WORK TO DO:
Transcribe the listing exactly, leaving out every picture.

RAW DATA:
++++

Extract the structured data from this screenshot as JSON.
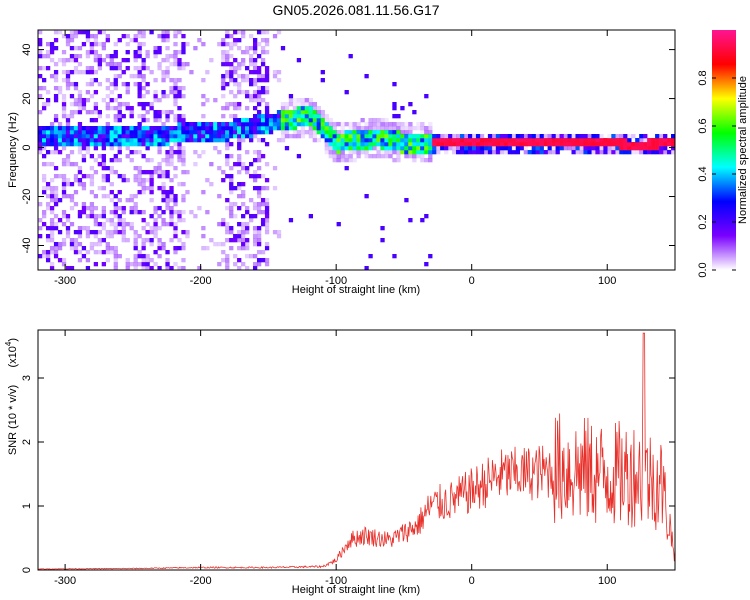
{
  "title": "GN05.2026.081.11.56.G17",
  "chart_data": [
    {
      "type": "heatmap",
      "xlabel": "Height of straight line (km)",
      "ylabel": "Frequency (Hz)",
      "xlim": [
        -320,
        150
      ],
      "ylim": [
        -50,
        48
      ],
      "x_ticks": [
        -300,
        -200,
        -100,
        0,
        100
      ],
      "y_ticks": [
        -40,
        -20,
        0,
        20,
        40
      ],
      "colorbar": {
        "label": "Normalized spectral amplitude",
        "range": [
          0.0,
          1.0
        ],
        "ticks": [
          0.0,
          0.2,
          0.4,
          0.6,
          0.8
        ],
        "colors": [
          "#ffffff",
          "#7a00ff",
          "#0000ff",
          "#00ffff",
          "#00ff00",
          "#ffff00",
          "#ff0000",
          "#ff1493"
        ]
      },
      "ridge": [
        {
          "x": -290,
          "y": 4
        },
        {
          "x": -240,
          "y": 5
        },
        {
          "x": -205,
          "y": 6
        },
        {
          "x": -180,
          "y": 7
        },
        {
          "x": -140,
          "y": 11
        },
        {
          "x": -120,
          "y": 13
        },
        {
          "x": -100,
          "y": 2
        },
        {
          "x": -70,
          "y": 4
        },
        {
          "x": -50,
          "y": 2
        },
        {
          "x": -30,
          "y": 2
        },
        {
          "x": 0,
          "y": 2
        },
        {
          "x": 50,
          "y": 2
        },
        {
          "x": 100,
          "y": 2
        },
        {
          "x": 120,
          "y": 1
        },
        {
          "x": 150,
          "y": 2
        }
      ]
    },
    {
      "type": "line",
      "xlabel": "Height of straight line (km)",
      "ylabel": "SNR (10 * v/v)",
      "y_scale_note": "(x10",
      "y_scale_exp": "4",
      "xlim": [
        -320,
        150
      ],
      "ylim": [
        0,
        3.75
      ],
      "x_ticks": [
        -300,
        -200,
        -100,
        0,
        100
      ],
      "y_ticks": [
        0,
        1,
        2,
        3
      ],
      "series": [
        {
          "color": "#e8302a",
          "envelope": [
            {
              "x": -320,
              "y": 0.02
            },
            {
              "x": -250,
              "y": 0.03
            },
            {
              "x": -200,
              "y": 0.05
            },
            {
              "x": -150,
              "y": 0.05
            },
            {
              "x": -110,
              "y": 0.07
            },
            {
              "x": -100,
              "y": 0.2
            },
            {
              "x": -90,
              "y": 0.6
            },
            {
              "x": -80,
              "y": 0.7
            },
            {
              "x": -60,
              "y": 0.6
            },
            {
              "x": -40,
              "y": 0.9
            },
            {
              "x": -30,
              "y": 1.3
            },
            {
              "x": -15,
              "y": 1.4
            },
            {
              "x": 0,
              "y": 1.6
            },
            {
              "x": 20,
              "y": 1.9
            },
            {
              "x": 40,
              "y": 1.95
            },
            {
              "x": 60,
              "y": 2.0
            },
            {
              "x": 80,
              "y": 1.95
            },
            {
              "x": 100,
              "y": 1.85
            },
            {
              "x": 120,
              "y": 1.9
            },
            {
              "x": 140,
              "y": 1.7
            },
            {
              "x": 150,
              "y": 0.3
            }
          ],
          "peak": {
            "x": 127,
            "y": 3.7
          }
        }
      ]
    }
  ]
}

++++

TASK ANSWER:
Extract the structured data from this screenshot as JSON.
{
  "title": "GN05.2026.081.11.56.G17",
  "chart_data": [
    {
      "type": "heatmap",
      "xlabel": "Height of straight line (km)",
      "ylabel": "Frequency (Hz)",
      "xlim": [
        -320,
        150
      ],
      "ylim": [
        -50,
        48
      ],
      "x_ticks": [
        -300,
        -200,
        -100,
        0,
        100
      ],
      "y_ticks": [
        -40,
        -20,
        0,
        20,
        40
      ],
      "colorbar": {
        "label": "Normalized spectral amplitude",
        "range": [
          0.0,
          1.0
        ],
        "ticks": [
          0.0,
          0.2,
          0.4,
          0.6,
          0.8
        ],
        "colors": [
          "#ffffff",
          "#7a00ff",
          "#0000ff",
          "#00ffff",
          "#00ff00",
          "#ffff00",
          "#ff0000",
          "#ff1493"
        ]
      },
      "ridge": [
        {
          "x": -290,
          "y": 4
        },
        {
          "x": -240,
          "y": 5
        },
        {
          "x": -205,
          "y": 6
        },
        {
          "x": -180,
          "y": 7
        },
        {
          "x": -140,
          "y": 11
        },
        {
          "x": -120,
          "y": 13
        },
        {
          "x": -100,
          "y": 2
        },
        {
          "x": -70,
          "y": 4
        },
        {
          "x": -50,
          "y": 2
        },
        {
          "x": -30,
          "y": 2
        },
        {
          "x": 0,
          "y": 2
        },
        {
          "x": 50,
          "y": 2
        },
        {
          "x": 100,
          "y": 2
        },
        {
          "x": 120,
          "y": 1
        },
        {
          "x": 150,
          "y": 2
        }
      ]
    },
    {
      "type": "line",
      "xlabel": "Height of straight line (km)",
      "ylabel": "SNR (10 * v/v)",
      "y_scale_note": "(x10",
      "y_scale_exp": "4",
      "xlim": [
        -320,
        150
      ],
      "ylim": [
        0,
        3.75
      ],
      "x_ticks": [
        -300,
        -200,
        -100,
        0,
        100
      ],
      "y_ticks": [
        0,
        1,
        2,
        3
      ],
      "series": [
        {
          "color": "#e8302a",
          "envelope": [
            {
              "x": -320,
              "y": 0.02
            },
            {
              "x": -250,
              "y": 0.03
            },
            {
              "x": -200,
              "y": 0.05
            },
            {
              "x": -150,
              "y": 0.05
            },
            {
              "x": -110,
              "y": 0.07
            },
            {
              "x": -100,
              "y": 0.2
            },
            {
              "x": -90,
              "y": 0.6
            },
            {
              "x": -80,
              "y": 0.7
            },
            {
              "x": -60,
              "y": 0.6
            },
            {
              "x": -40,
              "y": 0.9
            },
            {
              "x": -30,
              "y": 1.3
            },
            {
              "x": -15,
              "y": 1.4
            },
            {
              "x": 0,
              "y": 1.6
            },
            {
              "x": 20,
              "y": 1.9
            },
            {
              "x": 40,
              "y": 1.95
            },
            {
              "x": 60,
              "y": 2.0
            },
            {
              "x": 80,
              "y": 1.95
            },
            {
              "x": 100,
              "y": 1.85
            },
            {
              "x": 120,
              "y": 1.9
            },
            {
              "x": 140,
              "y": 1.7
            },
            {
              "x": 150,
              "y": 0.3
            }
          ],
          "peak": {
            "x": 127,
            "y": 3.7
          }
        }
      ]
    }
  ]
}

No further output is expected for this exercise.